◆ **What you have to do**
Where a line contains the word "ACACC", copy that line.

··· Input ···

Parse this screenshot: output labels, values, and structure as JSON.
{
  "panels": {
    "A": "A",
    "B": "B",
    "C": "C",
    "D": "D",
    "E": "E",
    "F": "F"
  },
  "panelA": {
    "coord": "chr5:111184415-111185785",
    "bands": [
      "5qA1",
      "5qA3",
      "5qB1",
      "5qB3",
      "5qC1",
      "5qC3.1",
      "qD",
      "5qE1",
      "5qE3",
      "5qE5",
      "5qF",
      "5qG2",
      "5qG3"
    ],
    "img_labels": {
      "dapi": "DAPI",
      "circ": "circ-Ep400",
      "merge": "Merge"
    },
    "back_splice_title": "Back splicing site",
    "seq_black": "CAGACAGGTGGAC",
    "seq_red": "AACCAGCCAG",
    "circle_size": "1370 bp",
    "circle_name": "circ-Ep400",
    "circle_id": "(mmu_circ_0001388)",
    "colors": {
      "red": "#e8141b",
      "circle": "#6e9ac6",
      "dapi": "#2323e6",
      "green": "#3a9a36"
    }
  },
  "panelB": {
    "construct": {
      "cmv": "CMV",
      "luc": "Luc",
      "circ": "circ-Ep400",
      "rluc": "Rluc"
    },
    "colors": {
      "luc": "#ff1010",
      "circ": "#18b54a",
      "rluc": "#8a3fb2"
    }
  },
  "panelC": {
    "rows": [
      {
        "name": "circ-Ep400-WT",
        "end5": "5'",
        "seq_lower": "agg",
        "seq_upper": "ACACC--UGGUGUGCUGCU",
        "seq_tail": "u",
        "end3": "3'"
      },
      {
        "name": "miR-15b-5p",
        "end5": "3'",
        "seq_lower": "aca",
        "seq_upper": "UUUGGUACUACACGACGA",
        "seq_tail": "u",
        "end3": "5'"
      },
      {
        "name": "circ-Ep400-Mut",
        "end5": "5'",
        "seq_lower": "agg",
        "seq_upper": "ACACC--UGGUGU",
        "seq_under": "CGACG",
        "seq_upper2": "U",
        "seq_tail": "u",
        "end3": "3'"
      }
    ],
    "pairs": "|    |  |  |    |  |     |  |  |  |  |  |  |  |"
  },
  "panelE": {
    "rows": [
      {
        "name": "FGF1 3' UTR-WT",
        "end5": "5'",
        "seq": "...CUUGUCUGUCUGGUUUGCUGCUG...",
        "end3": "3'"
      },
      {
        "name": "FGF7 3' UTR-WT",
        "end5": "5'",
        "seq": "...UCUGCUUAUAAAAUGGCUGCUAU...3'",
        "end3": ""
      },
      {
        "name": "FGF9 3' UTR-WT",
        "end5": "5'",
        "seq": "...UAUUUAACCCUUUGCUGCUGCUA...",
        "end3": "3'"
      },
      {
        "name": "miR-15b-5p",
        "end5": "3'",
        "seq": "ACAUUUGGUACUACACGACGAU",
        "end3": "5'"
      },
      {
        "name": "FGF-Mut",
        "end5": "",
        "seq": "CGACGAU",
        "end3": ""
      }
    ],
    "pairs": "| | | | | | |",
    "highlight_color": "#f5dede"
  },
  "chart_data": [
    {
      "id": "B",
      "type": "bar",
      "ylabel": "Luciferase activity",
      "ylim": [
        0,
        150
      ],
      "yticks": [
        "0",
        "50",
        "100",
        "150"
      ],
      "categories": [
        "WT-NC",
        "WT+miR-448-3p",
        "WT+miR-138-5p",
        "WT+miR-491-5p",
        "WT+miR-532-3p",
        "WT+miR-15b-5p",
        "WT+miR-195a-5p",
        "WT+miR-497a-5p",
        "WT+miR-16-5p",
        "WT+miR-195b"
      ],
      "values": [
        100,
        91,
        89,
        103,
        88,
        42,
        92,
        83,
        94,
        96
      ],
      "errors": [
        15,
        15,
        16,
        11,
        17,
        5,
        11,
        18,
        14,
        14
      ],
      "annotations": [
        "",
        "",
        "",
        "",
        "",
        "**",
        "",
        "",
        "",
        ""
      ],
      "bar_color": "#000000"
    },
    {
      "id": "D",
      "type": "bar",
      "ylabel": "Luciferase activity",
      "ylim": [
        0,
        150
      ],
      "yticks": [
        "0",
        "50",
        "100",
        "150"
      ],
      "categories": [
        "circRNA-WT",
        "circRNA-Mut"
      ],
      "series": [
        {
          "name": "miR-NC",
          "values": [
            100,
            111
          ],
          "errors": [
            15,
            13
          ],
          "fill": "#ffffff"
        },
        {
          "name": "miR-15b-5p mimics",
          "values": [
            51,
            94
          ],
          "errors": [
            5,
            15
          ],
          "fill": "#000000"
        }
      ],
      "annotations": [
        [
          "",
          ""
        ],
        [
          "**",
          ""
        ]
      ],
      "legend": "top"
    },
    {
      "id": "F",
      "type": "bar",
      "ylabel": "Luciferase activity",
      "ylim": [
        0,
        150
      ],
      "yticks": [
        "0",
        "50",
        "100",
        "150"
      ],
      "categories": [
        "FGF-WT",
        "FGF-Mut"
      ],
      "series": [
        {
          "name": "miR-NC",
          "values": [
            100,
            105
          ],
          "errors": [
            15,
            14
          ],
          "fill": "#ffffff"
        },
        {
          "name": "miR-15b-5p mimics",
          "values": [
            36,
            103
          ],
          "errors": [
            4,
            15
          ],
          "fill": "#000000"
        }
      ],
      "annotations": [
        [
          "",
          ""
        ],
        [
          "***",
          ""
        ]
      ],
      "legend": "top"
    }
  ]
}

···

◆ **Solved problem**
        "seq_upper": "ACACC--UGGUGUGCUGCU",
        "seq_upper": "ACACC--UGGUGU",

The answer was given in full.